(Transcript data for document pages)
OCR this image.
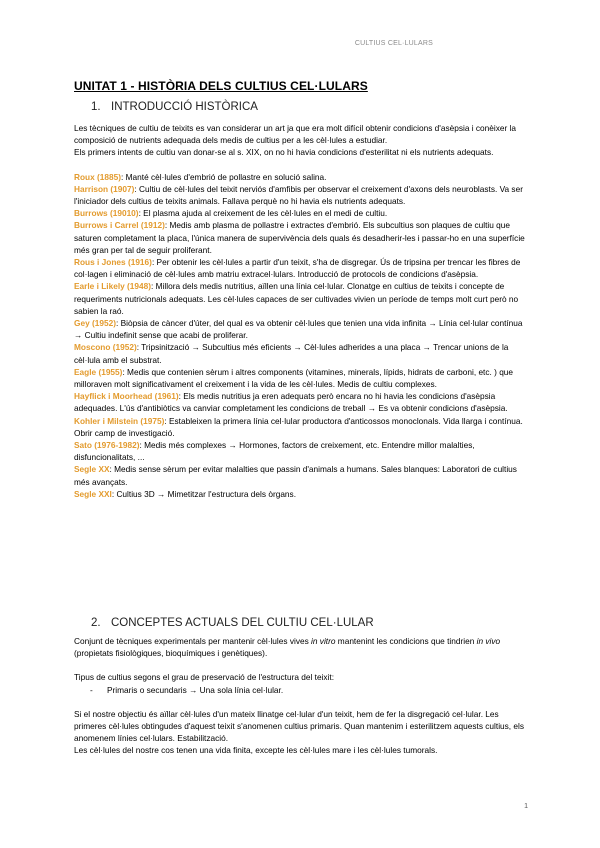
CULTIUS CEL·LULARS
UNITAT 1 - HISTÒRIA DELS CULTIUS CEL·LULARS
1. INTRODUCCIÓ HISTÒRICA

Les tècniques de cultiu de teixits es van considerar un art ja que era molt difícil obtenir condicions d'asèpsia i conèixer la composició de nutrients adequada dels medis de cultius per a les cèl·lules a estudiar.

Els primers intents de cultiu van donar-se al s. XIX, on no hi havia condicions d'esterilitat ni els nutrients adequats.

Roux (1885): Manté cèl·lules d'embrió de pollastre en solució salina.

Harrison (1907): Cultiu de cèl·lules del teixit nerviós d'amfibis per observar el creixement d'axons dels neuroblasts. Va ser l'iniciador dels cultius de teixits animals. Fallava perquè no hi havia els nutrients adequats.

Burrows (19010): El plasma ajuda al creixement de les cèl·lules en el medi de cultiu.

Burrows i Carrel (1912): Medis amb plasma de pollastre i extractes d'embrió. Els subcultius son plaques de cultiu que saturen completament la placa, l'única manera de supervivència dels quals és desadherir-les i passar-ho en una superfície més gran per tal de seguir proliferant.

Rous i Jones (1916): Per obtenir les cèl·lules a partir d'un teixit, s'ha de disgregar. Ús de tripsina per trencar les fibres de col·lagen i eliminació de cèl·lules amb matriu extracel·lulars. Introducció de protocols de condicions d'asèpsia.

Earle i Likely (1948): Millora dels medis nutritius, aïllen una línia cel·lular. Clonatge en cultius de teixits i concepte de requeriments nutricionals adequats. Les cèl·lules capaces de ser cultivades vivien un període de temps molt curt però no sabien la raó.

Gey (1952): Biòpsia de càncer d'úter, del qual es va obtenir cèl·lules que tenien una vida infinita → Línia cel·lular contínua → Cultiu indefinit sense que acabi de proliferar.

Moscono (1952): Tripsinització → Subcultius més eficients → Cèl·lules adherides a una placa → Trencar unions de la cèl·lula amb el substrat.

Eagle (1955): Medis que contenien sèrum i altres components (vitamines, minerals, lípids, hidrats de carboni, etc. ) que milloraven molt significativament el creixement i la vida de les cèl·lules. Medis de cultiu complexes.

Hayflick i Moorhead (1961): Els medis nutritius ja eren adequats però encara no hi havia les condicions d'asèpsia adequades. L'ús d'antibiòtics va canviar completament les condicions de treball → Es va obtenir condicions d'asèpsia.

Kohler i Milstein (1975): Estableixen la primera línia cel·lular productora d'anticossos monoclonals. Vida llarga i contínua. Obrir camp de investigació.

Sato (1976-1982): Medis més complexes → Hormones, factors de creixement, etc. Entendre millor malalties, disfuncionalitats, ...

Segle XX: Medis sense sèrum per evitar malalties que passin d'animals a humans. Sales blanques: Laboratori de cultius més avançats.

Segle XXI: Cultius 3D → Mimetitzar l'estructura dels òrgans.

2. CONCEPTES ACTUALS DEL CULTIU CEL·LULAR

Conjunt de tècniques experimentals per mantenir cèl·lules vives in vitro mantenint les condicions que tindrien in vivo (propietats fisiològiques, bioquímiques i genètiques).

Tipus de cultius segons el grau de preservació de l'estructura del teixit:

- Primaris o secundaris → Una sola línia cel·lular.

Si el nostre objectiu és aïllar cèl·lules d'un mateix llinatge cel·lular d'un teixit, hem de fer la disgregació cel·lular. Les primeres cèl·lules obtingudes d'aquest teixit s'anomenen cultius primaris. Quan mantenim i esterilitzem aquests cultius, els anomenem línies cel·lulars. Estabilització.

Les cèl·lules del nostre cos tenen una vida finita, excepte les cèl·lules mare i les cèl·lules tumorals.

1
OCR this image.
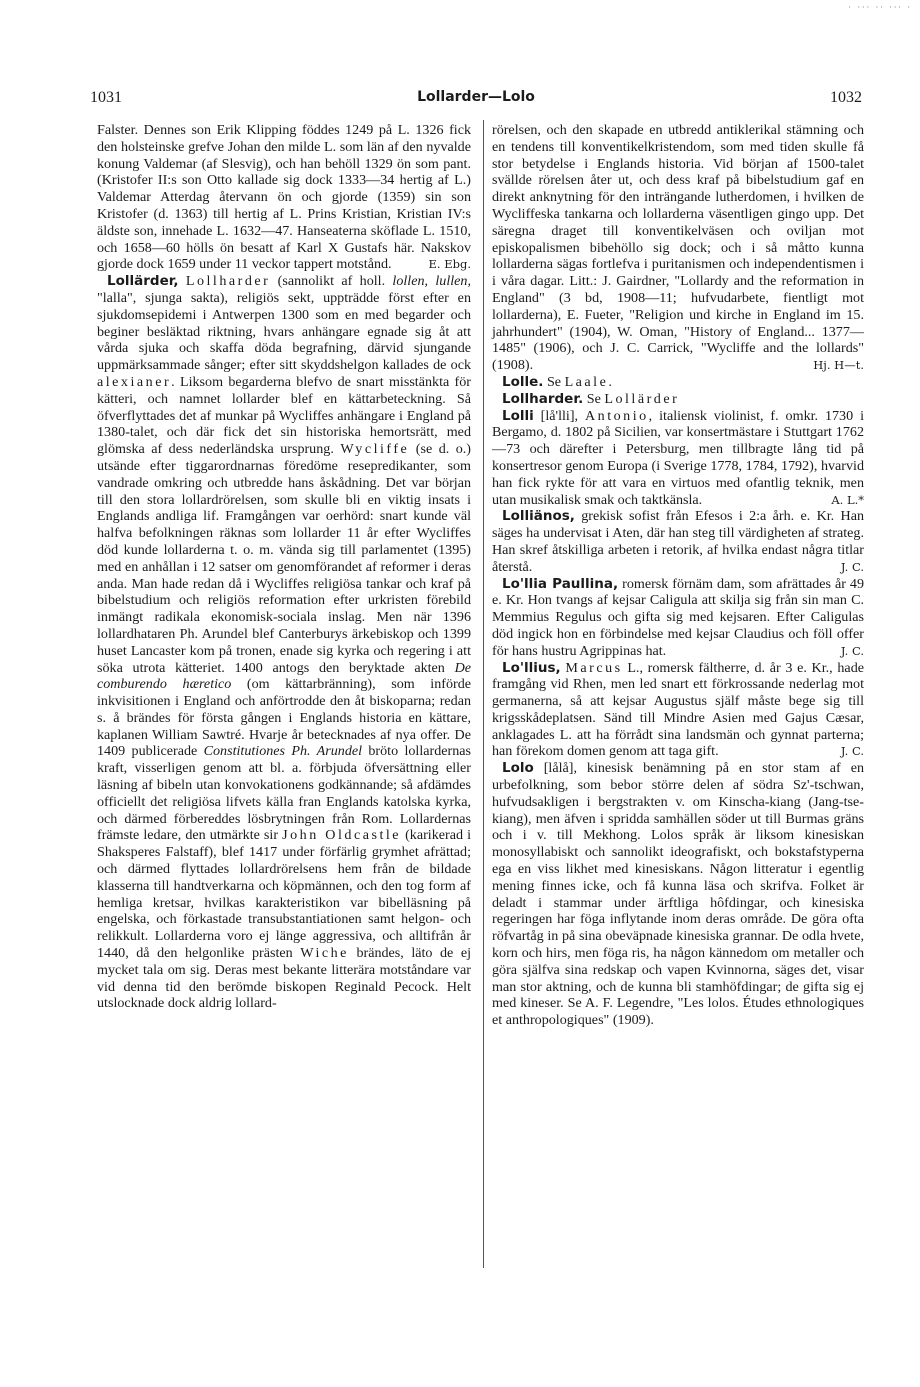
· ··· ·· ··· ·
1031	Lollarder—Lolo	1032

Falster. Dennes son Erik Klipping föddes 1249 på L. 1326 fick den holsteinske grefve Johan den milde L. som län af den nyvalde konung Valdemar (af Slesvig), och han behöll 1329 ön som pant. (Kristofer II:s son Otto kallade sig dock 1333—34 hertig af L.) Valdemar Atterdag återvann ön och gjorde (1359) sin son Kristofer (d. 1363) till hertig af L. Prins Kristian, Kristian IV:s äldste son, innehade L. 1632—47. Hanseaterna sköflade L. 1510, och 1658—60 hölls ön besatt af Karl X Gustafs här. Nakskov gjorde dock 1659 under 11 veckor tappert motstånd.	E. Ebg.

Lollärder, Lollharder (sannolikt af holl. lollen, lullen, "lalla", sjunga sakta), religiös sekt, uppträdde först efter en sjukdomsepidemi i Antwerpen 1300 som en med begarder och beginer besläktad riktning, hvars anhängare egnade sig åt att vårda sjuka och skaffa döda begrafning, därvid sjungande uppmärksammade sånger; efter sitt skyddshelgon kallades de ock alexianer. Liksom begarderna blefvo de snart misstänkta för kätteri, och namnet lollarder blef en kättarbeteckning. Så öfverflyttades det af munkar på Wycliffes anhängare i England på 1380-talet, och där fick det sin historiska hemortsrätt, med glömska af dess nederländska ursprung. Wycliffe (se d. o.) utsände efter tiggarordnarnas föredöme resepredikanter, som vandrade omkring och utbredde hans åskådning. Det var början till den stora lollardrörelsen, som skulle bli en viktig insats i Englands andliga lif. Framgången var oerhörd: snart kunde väl halfva befolkningen räknas som lollarder 11 år efter Wycliffes död kunde lollarderna t. o. m. vända sig till parlamentet (1395) med en anhållan i 12 satser om genomförandet af reformer i deras anda. Man hade redan då i Wycliffes religiösa tankar och kraf på bibelstudium och religiös reformation efter urkristen förebild inmängt radikala ekonomisk-sociala inslag. Men när 1396 lollardhataren Ph. Arundel blef Canterburys ärkebiskop och 1399 huset Lancaster kom på tronen, enade sig kyrka och regering i att söka utrota kätteriet. 1400 antogs den beryktade akten De comburendo hæretico (om kättarbränning), som införde inkvisitionen i England och anförtrodde den åt biskoparna; redan s. å brändes för första gången i Englands historia en kättare, kaplanen William Sawtré. Hvarje år betecknades af nya offer. De 1409 publicerade Constitutiones Ph. Arundel bröto lollardernas kraft, visserligen genom att bl. a. förbjuda öfversättning eller läsning af bibeln utan konvokationens godkännande; så afdämdes officiellt det religiösa lifvets källa fran Englands katolska kyrka, och därmed förbereddes lösbrytningen från Rom. Lollardernas främste ledare, den utmärkte sir John Oldcastle (karikerad i Shaksperes Falstaff), blef 1417 under förfärlig grymhet afrättad; och därmed flyttades lollardrörelsens hem från de bildade klasserna till handtverkarna och köpmännen, och den tog form af hemliga kretsar, hvilkas karakteristikon var bibelläsning på engelska, och förkastade transubstantiationen samt helgon- och relikkult. Lollarderna voro ej länge aggressiva, och alltifrån år 1440, då den helgonlike prästen Wiche brändes, läto de ej mycket tala om sig. Deras mest bekante litterära motståndare var vid denna tid den berömde biskopen Reginald Pecock. Helt utslocknade dock aldrig lollard-

rörelsen, och den skapade en utbredd antiklerikal stämning och en tendens till konventikelkristendom, som med tiden skulle få stor betydelse i Englands historia. Vid början af 1500-talet svällde rörelsen åter ut, och dess kraf på bibelstudium gaf en direkt anknytning för den inträngande lutherdomen, i hvilken de Wycliffeska tankarna och lollarderna väsentligen gingo upp. Det säregna draget till konventikelväsen och oviljan mot episkopalismen bibehöllo sig dock; och i så måtto kunna lollarderna sägas fortlefva i puritanismen och independentismen i i våra dagar. Litt.: J. Gairdner, "Lollardy and the reformation in England" (3 bd, 1908—11; hufvudarbete, fientligt mot lollarderna), E. Fueter, "Religion und kirche in England im 15. jahrhundert" (1904), W. Oman, "History of England... 1377—1485" (1906), och J. C. Carrick, "Wycliffe and the lollards" (1908).	Hj. H—t.

Lolle. Se Laale.

Lollharder. Se Lollärder

Lolli [lå'lli], Antonio, italiensk violinist, f. omkr. 1730 i Bergamo, d. 1802 på Sicilien, var konsertmästare i Stuttgart 1762—73 och därefter i Petersburg, men tillbragte lång tid på konsertresor genom Europa (i Sverige 1778, 1784, 1792), hvarvid han fick rykte för att vara en virtuos med ofantlig teknik, men utan musikalisk smak och taktkänsla.	A. L.*

Lolliänos, grekisk sofist från Efesos i 2:a årh. e. Kr. Han säges ha undervisat i Aten, där han steg till värdigheten af strateg. Han skref åtskilliga arbeten i retorik, af hvilka endast några titlar återstå.	J. C.

Lo'llia Paullina, romersk förnäm dam, som afrättades år 49 e. Kr. Hon tvangs af kejsar Caligula att skilja sig från sin man C. Memmius Regulus och gifta sig med kejsaren. Efter Caligulas död ingick hon en förbindelse med kejsar Claudius och föll offer för hans hustru Agrippinas hat.	J. C.

Lo'llius, Marcus L., romersk fältherre, d. år 3 e. Kr., hade framgång vid Rhen, men led snart ett förkrossande nederlag mot germanerna, så att kejsar Augustus själf måste bege sig till krigsskådeplatsen. Sänd till Mindre Asien med Gajus Cæsar, anklagades L. att ha förrådt sina landsmän och gynnat parterna; han förekom domen genom att taga gift.	J. C.

Lolo [lålå], kinesisk benämning på en stor stam af en urbefolkning, som bebor större delen af södra Sz'-tschwan, hufvudsakligen i bergstrakten v. om Kinscha-kiang (Jang-tse-kiang), men äfven i spridda samhällen söder ut till Burmas gräns och i v. till Mekhong. Lolos språk är liksom kinesiskan monosyllabiskt och sannolikt ideografiskt, och bokstafstyperna ega en viss likhet med kinesiskans. Någon litteratur i egentlig mening finnes icke, och få kunna läsa och skrifva. Folket är deladt i stammar under ärftliga hôfdingar, och kinesiska regeringen har föga inflytande inom deras område. De göra ofta röfvartåg in på sina obeväpnade kinesiska grannar. De odla hvete, korn och hirs, men föga ris, ha någon kännedom om metaller och göra själfva sina redskap och vapen Kvinnorna, säges det, visar man stor aktning, och de kunna bli stamhöfdingar; de gifta sig ej med kineser. Se A. F. Legendre, "Les lolos. Études ethnologiques et anthropologiques" (1909).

**Work task**
Scan the lines above for the word "Segle" and copy every one where it occurs.

**Expected answer**
Segle XX: Medis sense sèrum per evitar malalties que passin d'animals a humans. Sales blanques: Laboratori de cultius més avançats.
Segle XXI: Cultius 3D → Mimetitzar l'estructura dels òrgans.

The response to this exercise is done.